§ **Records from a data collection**
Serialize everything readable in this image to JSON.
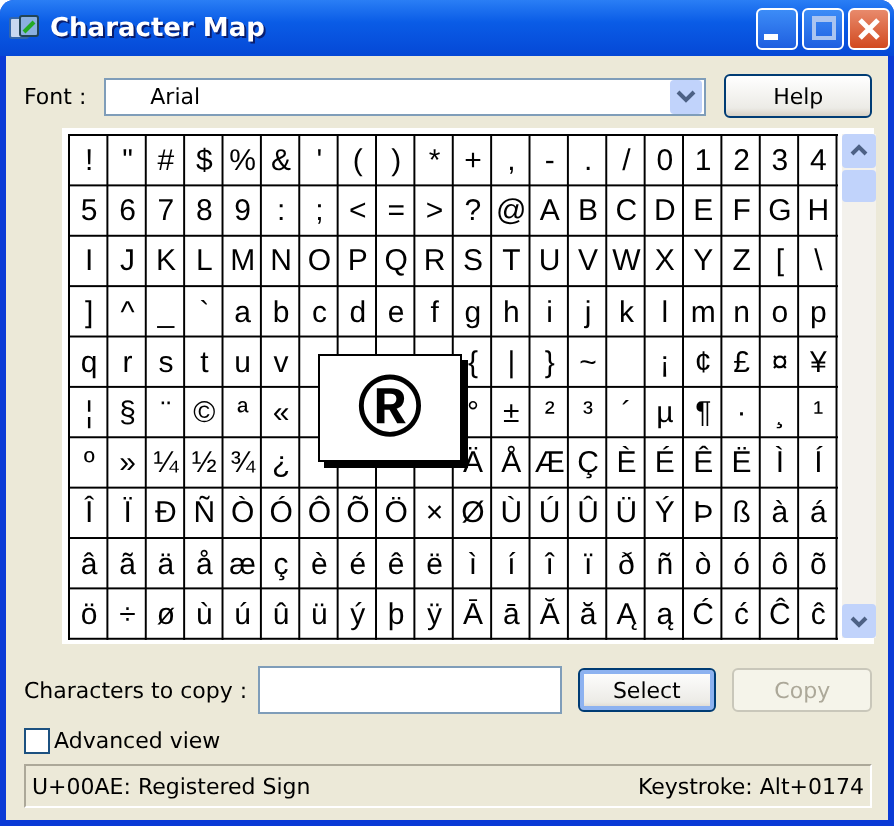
{
  "window": {
    "title": "Character Map"
  },
  "font": {
    "label": "Font :",
    "value": "Arial"
  },
  "help_button": {
    "label": "Help"
  },
  "grid": {
    "rows": [
      [
        "!",
        "\"",
        "#",
        "$",
        "%",
        "&",
        "'",
        "(",
        ")",
        "*",
        "+",
        ",",
        "-",
        ".",
        "/",
        "0",
        "1",
        "2",
        "3",
        "4"
      ],
      [
        "5",
        "6",
        "7",
        "8",
        "9",
        ":",
        ";",
        "<",
        "=",
        ">",
        "?",
        "@",
        "A",
        "B",
        "C",
        "D",
        "E",
        "F",
        "G",
        "H"
      ],
      [
        "I",
        "J",
        "K",
        "L",
        "M",
        "N",
        "O",
        "P",
        "Q",
        "R",
        "S",
        "T",
        "U",
        "V",
        "W",
        "X",
        "Y",
        "Z",
        "[",
        "\\"
      ],
      [
        "]",
        "^",
        "_",
        "`",
        "a",
        "b",
        "c",
        "d",
        "e",
        "f",
        "g",
        "h",
        "i",
        "j",
        "k",
        "l",
        "m",
        "n",
        "o",
        "p"
      ],
      [
        "q",
        "r",
        "s",
        "t",
        "u",
        "v",
        null,
        null,
        null,
        null,
        "{",
        "|",
        "}",
        "~",
        null,
        "¡",
        "¢",
        "£",
        "¤",
        "¥"
      ],
      [
        "¦",
        "§",
        "¨",
        "©",
        "ª",
        "«",
        null,
        null,
        null,
        null,
        "°",
        "±",
        "²",
        "³",
        "´",
        "µ",
        "¶",
        "·",
        "¸",
        "¹"
      ],
      [
        "º",
        "»",
        "¼",
        "½",
        "¾",
        "¿",
        null,
        null,
        null,
        null,
        "Ä",
        "Å",
        "Æ",
        "Ç",
        "È",
        "É",
        "Ê",
        "Ë",
        "Ì",
        "Í"
      ],
      [
        "Î",
        "Ï",
        "Ð",
        "Ñ",
        "Ò",
        "Ó",
        "Ô",
        "Õ",
        "Ö",
        "×",
        "Ø",
        "Ù",
        "Ú",
        "Û",
        "Ü",
        "Ý",
        "Þ",
        "ß",
        "à",
        "á"
      ],
      [
        "â",
        "ã",
        "ä",
        "å",
        "æ",
        "ç",
        "è",
        "é",
        "ê",
        "ë",
        "ì",
        "í",
        "î",
        "ï",
        "ð",
        "ñ",
        "ò",
        "ó",
        "ô",
        "õ"
      ],
      [
        "ö",
        "÷",
        "ø",
        "ù",
        "ú",
        "û",
        "ü",
        "ý",
        "þ",
        "ÿ",
        "Ā",
        "ā",
        "Ă",
        "ă",
        "Ą",
        "ą",
        "Ć",
        "ć",
        "Ĉ",
        "ĉ"
      ]
    ],
    "magnified": "®"
  },
  "copy_row": {
    "label": "Characters to copy :",
    "select_button": {
      "label": "Select",
      "disabled": false
    },
    "copy_button": {
      "label": "Copy",
      "disabled": true
    }
  },
  "advanced_view": {
    "label": "Advanced view",
    "checked": false
  },
  "status_bar": {
    "character": "U+00AE: Registered Sign",
    "keystroke": "Keystroke: Alt+0174"
  }
}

§ **Task requirements**
For each line above that contains the word "label", copy that line.

§ **Response to this task**
    "label": "Font :",
    "label": "Help"
    "label": "Characters to copy :",
      "label": "Select",
      "label": "Copy",
    "label": "Advanced view",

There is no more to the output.